* Figure record listings *

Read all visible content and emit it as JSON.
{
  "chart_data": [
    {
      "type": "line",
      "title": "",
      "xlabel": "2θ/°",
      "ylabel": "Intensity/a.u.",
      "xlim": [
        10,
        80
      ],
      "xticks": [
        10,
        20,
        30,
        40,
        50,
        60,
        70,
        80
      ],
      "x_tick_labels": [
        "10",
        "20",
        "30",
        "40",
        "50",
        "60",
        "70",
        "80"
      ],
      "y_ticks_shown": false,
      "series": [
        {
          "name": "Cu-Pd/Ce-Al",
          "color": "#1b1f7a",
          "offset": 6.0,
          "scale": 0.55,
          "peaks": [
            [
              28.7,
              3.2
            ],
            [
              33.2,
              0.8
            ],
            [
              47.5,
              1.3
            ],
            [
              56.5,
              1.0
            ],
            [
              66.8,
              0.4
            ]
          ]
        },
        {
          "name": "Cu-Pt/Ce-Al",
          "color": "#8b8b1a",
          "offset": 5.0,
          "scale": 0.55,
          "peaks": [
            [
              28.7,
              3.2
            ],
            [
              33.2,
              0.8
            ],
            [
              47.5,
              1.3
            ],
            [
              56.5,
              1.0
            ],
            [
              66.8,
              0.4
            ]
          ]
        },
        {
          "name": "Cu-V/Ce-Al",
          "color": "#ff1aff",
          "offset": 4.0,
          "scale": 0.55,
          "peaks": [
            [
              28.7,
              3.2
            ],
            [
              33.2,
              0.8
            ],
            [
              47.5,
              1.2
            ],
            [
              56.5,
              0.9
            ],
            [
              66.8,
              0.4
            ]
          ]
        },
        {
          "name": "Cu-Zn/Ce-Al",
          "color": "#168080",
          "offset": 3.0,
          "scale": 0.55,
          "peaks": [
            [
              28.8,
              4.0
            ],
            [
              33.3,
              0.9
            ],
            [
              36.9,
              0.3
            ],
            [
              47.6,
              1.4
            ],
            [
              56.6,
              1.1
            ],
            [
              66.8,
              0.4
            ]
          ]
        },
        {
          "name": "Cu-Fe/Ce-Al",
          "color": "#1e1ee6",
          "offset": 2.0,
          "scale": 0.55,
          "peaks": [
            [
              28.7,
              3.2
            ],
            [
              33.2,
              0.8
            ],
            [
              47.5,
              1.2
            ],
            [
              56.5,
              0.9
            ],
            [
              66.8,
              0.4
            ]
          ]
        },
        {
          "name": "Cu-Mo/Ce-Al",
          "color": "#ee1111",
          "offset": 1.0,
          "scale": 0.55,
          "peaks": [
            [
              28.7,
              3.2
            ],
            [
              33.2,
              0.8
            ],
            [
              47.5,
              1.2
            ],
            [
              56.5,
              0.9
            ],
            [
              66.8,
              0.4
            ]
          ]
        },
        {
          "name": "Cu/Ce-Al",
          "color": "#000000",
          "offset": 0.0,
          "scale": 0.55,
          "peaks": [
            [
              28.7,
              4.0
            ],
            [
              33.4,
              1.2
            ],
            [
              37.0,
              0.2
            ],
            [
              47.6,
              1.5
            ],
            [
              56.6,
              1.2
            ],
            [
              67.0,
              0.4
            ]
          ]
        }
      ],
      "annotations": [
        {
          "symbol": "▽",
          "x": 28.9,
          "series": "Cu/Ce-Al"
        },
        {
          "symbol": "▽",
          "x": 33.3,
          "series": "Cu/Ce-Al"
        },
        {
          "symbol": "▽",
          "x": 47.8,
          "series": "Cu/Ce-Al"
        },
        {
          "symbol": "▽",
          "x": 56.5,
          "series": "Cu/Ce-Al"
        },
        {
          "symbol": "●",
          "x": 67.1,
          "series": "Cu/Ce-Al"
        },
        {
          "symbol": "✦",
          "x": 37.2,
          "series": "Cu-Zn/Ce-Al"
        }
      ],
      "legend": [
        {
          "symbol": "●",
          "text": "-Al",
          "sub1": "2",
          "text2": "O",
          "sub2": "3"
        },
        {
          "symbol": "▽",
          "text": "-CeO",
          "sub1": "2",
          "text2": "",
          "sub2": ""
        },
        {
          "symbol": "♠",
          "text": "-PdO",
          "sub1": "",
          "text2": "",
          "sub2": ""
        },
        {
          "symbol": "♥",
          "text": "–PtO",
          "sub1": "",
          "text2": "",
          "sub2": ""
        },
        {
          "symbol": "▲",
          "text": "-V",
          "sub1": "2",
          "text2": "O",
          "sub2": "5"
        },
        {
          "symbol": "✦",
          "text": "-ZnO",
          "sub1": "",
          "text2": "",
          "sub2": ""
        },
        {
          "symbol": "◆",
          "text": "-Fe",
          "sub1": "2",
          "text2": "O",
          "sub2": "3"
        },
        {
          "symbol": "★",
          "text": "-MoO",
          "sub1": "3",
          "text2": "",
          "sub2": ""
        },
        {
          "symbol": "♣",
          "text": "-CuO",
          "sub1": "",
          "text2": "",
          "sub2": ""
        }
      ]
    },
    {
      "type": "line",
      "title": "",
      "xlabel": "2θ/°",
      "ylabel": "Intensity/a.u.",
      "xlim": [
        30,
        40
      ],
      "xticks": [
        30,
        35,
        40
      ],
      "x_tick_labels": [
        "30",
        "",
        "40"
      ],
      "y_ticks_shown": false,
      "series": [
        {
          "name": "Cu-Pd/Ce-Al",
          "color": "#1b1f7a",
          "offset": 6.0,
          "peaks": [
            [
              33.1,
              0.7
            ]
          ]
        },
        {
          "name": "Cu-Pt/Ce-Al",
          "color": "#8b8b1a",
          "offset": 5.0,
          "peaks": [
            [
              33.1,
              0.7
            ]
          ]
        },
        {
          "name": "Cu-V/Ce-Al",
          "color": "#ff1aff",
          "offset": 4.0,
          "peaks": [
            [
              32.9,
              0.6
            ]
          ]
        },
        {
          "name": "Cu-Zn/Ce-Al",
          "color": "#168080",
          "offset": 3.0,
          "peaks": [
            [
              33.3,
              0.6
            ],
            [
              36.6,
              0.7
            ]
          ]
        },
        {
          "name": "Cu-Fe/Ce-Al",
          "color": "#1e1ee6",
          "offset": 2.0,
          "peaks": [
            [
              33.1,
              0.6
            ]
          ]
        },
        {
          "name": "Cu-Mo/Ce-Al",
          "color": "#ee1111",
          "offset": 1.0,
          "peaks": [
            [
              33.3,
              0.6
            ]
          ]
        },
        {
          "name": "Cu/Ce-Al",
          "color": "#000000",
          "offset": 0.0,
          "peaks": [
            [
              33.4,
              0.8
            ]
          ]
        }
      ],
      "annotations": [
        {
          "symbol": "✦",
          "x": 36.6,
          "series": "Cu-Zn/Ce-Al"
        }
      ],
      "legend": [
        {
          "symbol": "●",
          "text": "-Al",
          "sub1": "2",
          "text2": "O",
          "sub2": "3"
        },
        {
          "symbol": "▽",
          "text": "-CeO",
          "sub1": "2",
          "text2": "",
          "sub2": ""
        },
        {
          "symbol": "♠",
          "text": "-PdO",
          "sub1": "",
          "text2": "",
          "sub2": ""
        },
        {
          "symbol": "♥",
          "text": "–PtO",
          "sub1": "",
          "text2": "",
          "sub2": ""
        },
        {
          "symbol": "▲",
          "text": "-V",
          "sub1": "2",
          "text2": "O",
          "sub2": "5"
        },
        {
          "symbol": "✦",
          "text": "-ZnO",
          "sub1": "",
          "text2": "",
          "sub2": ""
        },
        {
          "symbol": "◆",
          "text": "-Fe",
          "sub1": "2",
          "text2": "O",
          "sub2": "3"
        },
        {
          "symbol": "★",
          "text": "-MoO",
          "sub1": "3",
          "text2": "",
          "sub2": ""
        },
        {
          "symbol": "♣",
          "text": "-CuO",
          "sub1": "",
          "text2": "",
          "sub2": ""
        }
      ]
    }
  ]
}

* Set task *
Output the lines above verbatim and in full.

* Exercise response *
Read all visible content and emit it as JSON.
{
  "chart_data": [
    {
      "type": "line",
      "title": "",
      "xlabel": "2θ/°",
      "ylabel": "Intensity/a.u.",
      "xlim": [
        10,
        80
      ],
      "xticks": [
        10,
        20,
        30,
        40,
        50,
        60,
        70,
        80
      ],
      "x_tick_labels": [
        "10",
        "20",
        "30",
        "40",
        "50",
        "60",
        "70",
        "80"
      ],
      "y_ticks_shown": false,
      "series": [
        {
          "name": "Cu-Pd/Ce-Al",
          "color": "#1b1f7a",
          "offset": 6.0,
          "scale": 0.55,
          "peaks": [
            [
              28.7,
              3.2
            ],
            [
              33.2,
              0.8
            ],
            [
              47.5,
              1.3
            ],
            [
              56.5,
              1.0
            ],
            [
              66.8,
              0.4
            ]
          ]
        },
        {
          "name": "Cu-Pt/Ce-Al",
          "color": "#8b8b1a",
          "offset": 5.0,
          "scale": 0.55,
          "peaks": [
            [
              28.7,
              3.2
            ],
            [
              33.2,
              0.8
            ],
            [
              47.5,
              1.3
            ],
            [
              56.5,
              1.0
            ],
            [
              66.8,
              0.4
            ]
          ]
        },
        {
          "name": "Cu-V/Ce-Al",
          "color": "#ff1aff",
          "offset": 4.0,
          "scale": 0.55,
          "peaks": [
            [
              28.7,
              3.2
            ],
            [
              33.2,
              0.8
            ],
            [
              47.5,
              1.2
            ],
            [
              56.5,
              0.9
            ],
            [
              66.8,
              0.4
            ]
          ]
        },
        {
          "name": "Cu-Zn/Ce-Al",
          "color": "#168080",
          "offset": 3.0,
          "scale": 0.55,
          "peaks": [
            [
              28.8,
              4.0
            ],
            [
              33.3,
              0.9
            ],
            [
              36.9,
              0.3
            ],
            [
              47.6,
              1.4
            ],
            [
              56.6,
              1.1
            ],
            [
              66.8,
              0.4
            ]
          ]
        },
        {
          "name": "Cu-Fe/Ce-Al",
          "color": "#1e1ee6",
          "offset": 2.0,
          "scale": 0.55,
          "peaks": [
            [
              28.7,
              3.2
            ],
            [
              33.2,
              0.8
            ],
            [
              47.5,
              1.2
            ],
            [
              56.5,
              0.9
            ],
            [
              66.8,
              0.4
            ]
          ]
        },
        {
          "name": "Cu-Mo/Ce-Al",
          "color": "#ee1111",
          "offset": 1.0,
          "scale": 0.55,
          "peaks": [
            [
              28.7,
              3.2
            ],
            [
              33.2,
              0.8
            ],
            [
              47.5,
              1.2
            ],
            [
              56.5,
              0.9
            ],
            [
              66.8,
              0.4
            ]
          ]
        },
        {
          "name": "Cu/Ce-Al",
          "color": "#000000",
          "offset": 0.0,
          "scale": 0.55,
          "peaks": [
            [
              28.7,
              4.0
            ],
            [
              33.4,
              1.2
            ],
            [
              37.0,
              0.2
            ],
            [
              47.6,
              1.5
            ],
            [
              56.6,
              1.2
            ],
            [
              67.0,
              0.4
            ]
          ]
        }
      ],
      "annotations": [
        {
          "symbol": "▽",
          "x": 28.9,
          "series": "Cu/Ce-Al"
        },
        {
          "symbol": "▽",
          "x": 33.3,
          "series": "Cu/Ce-Al"
        },
        {
          "symbol": "▽",
          "x": 47.8,
          "series": "Cu/Ce-Al"
        },
        {
          "symbol": "▽",
          "x": 56.5,
          "series": "Cu/Ce-Al"
        },
        {
          "symbol": "●",
          "x": 67.1,
          "series": "Cu/Ce-Al"
        },
        {
          "symbol": "✦",
          "x": 37.2,
          "series": "Cu-Zn/Ce-Al"
        }
      ],
      "legend": [
        {
          "symbol": "●",
          "text": "-Al",
          "sub1": "2",
          "text2": "O",
          "sub2": "3"
        },
        {
          "symbol": "▽",
          "text": "-CeO",
          "sub1": "2",
          "text2": "",
          "sub2": ""
        },
        {
          "symbol": "♠",
          "text": "-PdO",
          "sub1": "",
          "text2": "",
          "sub2": ""
        },
        {
          "symbol": "♥",
          "text": "–PtO",
          "sub1": "",
          "text2": "",
          "sub2": ""
        },
        {
          "symbol": "▲",
          "text": "-V",
          "sub1": "2",
          "text2": "O",
          "sub2": "5"
        },
        {
          "symbol": "✦",
          "text": "-ZnO",
          "sub1": "",
          "text2": "",
          "sub2": ""
        },
        {
          "symbol": "◆",
          "text": "-Fe",
          "sub1": "2",
          "text2": "O",
          "sub2": "3"
        },
        {
          "symbol": "★",
          "text": "-MoO",
          "sub1": "3",
          "text2": "",
          "sub2": ""
        },
        {
          "symbol": "♣",
          "text": "-CuO",
          "sub1": "",
          "text2": "",
          "sub2": ""
        }
      ]
    },
    {
      "type": "line",
      "title": "",
      "xlabel": "2θ/°",
      "ylabel": "Intensity/a.u.",
      "xlim": [
        30,
        40
      ],
      "xticks": [
        30,
        35,
        40
      ],
      "x_tick_labels": [
        "30",
        "",
        "40"
      ],
      "y_ticks_shown": false,
      "series": [
        {
          "name": "Cu-Pd/Ce-Al",
          "color": "#1b1f7a",
          "offset": 6.0,
          "peaks": [
            [
              33.1,
              0.7
            ]
          ]
        },
        {
          "name": "Cu-Pt/Ce-Al",
          "color": "#8b8b1a",
          "offset": 5.0,
          "peaks": [
            [
              33.1,
              0.7
            ]
          ]
        },
        {
          "name": "Cu-V/Ce-Al",
          "color": "#ff1aff",
          "offset": 4.0,
          "peaks": [
            [
              32.9,
              0.6
            ]
          ]
        },
        {
          "name": "Cu-Zn/Ce-Al",
          "color": "#168080",
          "offset": 3.0,
          "peaks": [
            [
              33.3,
              0.6
            ],
            [
              36.6,
              0.7
            ]
          ]
        },
        {
          "name": "Cu-Fe/Ce-Al",
          "color": "#1e1ee6",
          "offset": 2.0,
          "peaks": [
            [
              33.1,
              0.6
            ]
          ]
        },
        {
          "name": "Cu-Mo/Ce-Al",
          "color": "#ee1111",
          "offset": 1.0,
          "peaks": [
            [
              33.3,
              0.6
            ]
          ]
        },
        {
          "name": "Cu/Ce-Al",
          "color": "#000000",
          "offset": 0.0,
          "peaks": [
            [
              33.4,
              0.8
            ]
          ]
        }
      ],
      "annotations": [
        {
          "symbol": "✦",
          "x": 36.6,
          "series": "Cu-Zn/Ce-Al"
        }
      ],
      "legend": [
        {
          "symbol": "●",
          "text": "-Al",
          "sub1": "2",
          "text2": "O",
          "sub2": "3"
        },
        {
          "symbol": "▽",
          "text": "-CeO",
          "sub1": "2",
          "text2": "",
          "sub2": ""
        },
        {
          "symbol": "♠",
          "text": "-PdO",
          "sub1": "",
          "text2": "",
          "sub2": ""
        },
        {
          "symbol": "♥",
          "text": "–PtO",
          "sub1": "",
          "text2": "",
          "sub2": ""
        },
        {
          "symbol": "▲",
          "text": "-V",
          "sub1": "2",
          "text2": "O",
          "sub2": "5"
        },
        {
          "symbol": "✦",
          "text": "-ZnO",
          "sub1": "",
          "text2": "",
          "sub2": ""
        },
        {
          "symbol": "◆",
          "text": "-Fe",
          "sub1": "2",
          "text2": "O",
          "sub2": "3"
        },
        {
          "symbol": "★",
          "text": "-MoO",
          "sub1": "3",
          "text2": "",
          "sub2": ""
        },
        {
          "symbol": "♣",
          "text": "-CuO",
          "sub1": "",
          "text2": "",
          "sub2": ""
        }
      ]
    }
  ]
}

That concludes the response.